** start INPUT FOR THIS TASK **

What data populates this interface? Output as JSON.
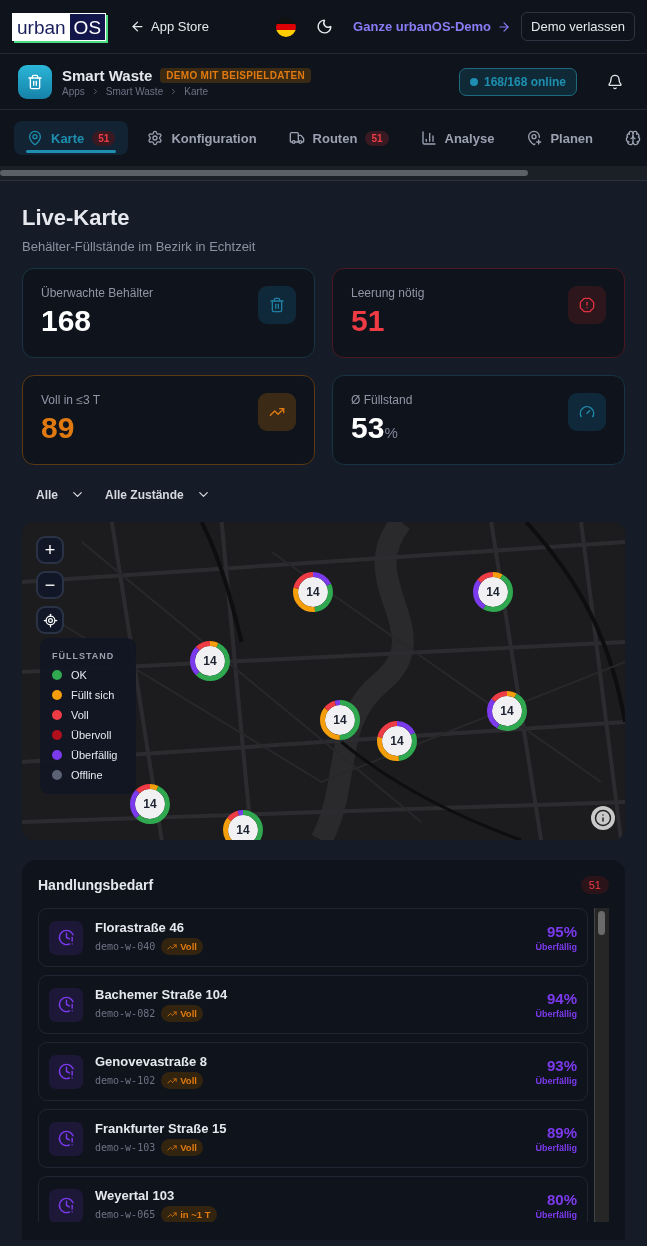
{
  "topbar": {
    "logo": {
      "left": "urban",
      "right": "OS"
    },
    "back_link": "App Store",
    "demo_link": "Ganze urbanOS-Demo",
    "exit_button": "Demo verlassen"
  },
  "app_header": {
    "title": "Smart Waste",
    "badge": "DEMO MIT BEISPIELDATEN",
    "breadcrumb": [
      "Apps",
      "Smart Waste",
      "Karte"
    ],
    "status": "168/168 online"
  },
  "tabs": [
    {
      "label": "Karte",
      "badge": "51",
      "selected": true
    },
    {
      "label": "Konfiguration",
      "selected": false
    },
    {
      "label": "Routen",
      "badge": "51",
      "selected": false
    },
    {
      "label": "Analyse",
      "selected": false
    },
    {
      "label": "Planen",
      "selected": false
    },
    {
      "selected": false
    }
  ],
  "page": {
    "title": "Live-Karte",
    "subtitle": "Behälter-Füllstände im Bezirk in Echtzeit"
  },
  "stats": [
    {
      "kind": "neutral",
      "label": "Überwachte Behälter",
      "value": "168"
    },
    {
      "kind": "danger",
      "label": "Leerung nötig",
      "value": "51"
    },
    {
      "kind": "warning",
      "label": "Voll in ≤3 T",
      "value": "89"
    },
    {
      "kind": "info",
      "label": "Ø Füllstand",
      "value": "53",
      "unit": "%"
    }
  ],
  "filters": [
    {
      "value": "Alle"
    },
    {
      "value": "Alle Zustände"
    }
  ],
  "map": {
    "zoom_controls": [
      "+",
      "−"
    ],
    "legend": {
      "title": "FÜLLSTAND",
      "items": [
        {
          "label": "OK",
          "color": "#2fa84f"
        },
        {
          "label": "Füllt sich",
          "color": "#f59e0b"
        },
        {
          "label": "Voll",
          "color": "#ef3b44"
        },
        {
          "label": "Übervoll",
          "color": "#b0101c"
        },
        {
          "label": "Überfällig",
          "color": "#7c3aed"
        },
        {
          "label": "Offline",
          "color": "#5b6273"
        }
      ]
    },
    "clusters": [
      {
        "label": "14"
      },
      {
        "label": "14"
      },
      {
        "label": "14"
      },
      {
        "label": "14"
      },
      {
        "label": "14"
      },
      {
        "label": "14"
      },
      {
        "label": "14"
      },
      {
        "label": "14"
      }
    ]
  },
  "action_list": {
    "title": "Handlungsbedarf",
    "count": "51",
    "rows": [
      {
        "name": "Florastraße 46",
        "id": "demo-w-040",
        "tag": "Voll",
        "percent": "95%",
        "status": "Überfällig"
      },
      {
        "name": "Bachemer Straße 104",
        "id": "demo-w-082",
        "tag": "Voll",
        "percent": "94%",
        "status": "Überfällig"
      },
      {
        "name": "Genovevastraße 8",
        "id": "demo-w-102",
        "tag": "Voll",
        "percent": "93%",
        "status": "Überfällig"
      },
      {
        "name": "Frankfurter Straße 15",
        "id": "demo-w-103",
        "tag": "Voll",
        "percent": "89%",
        "status": "Überfällig"
      },
      {
        "name": "Weyertal 103",
        "id": "demo-w-065",
        "tag": "in ~1 T",
        "percent": "80%",
        "status": "Überfällig"
      }
    ]
  }
}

** end INPUT FOR THIS TASK **

WHAT YOU SHOULD DO: Using the material above, state how many lines include the string "name". Answer with a single number.

FULL ANSWER: 5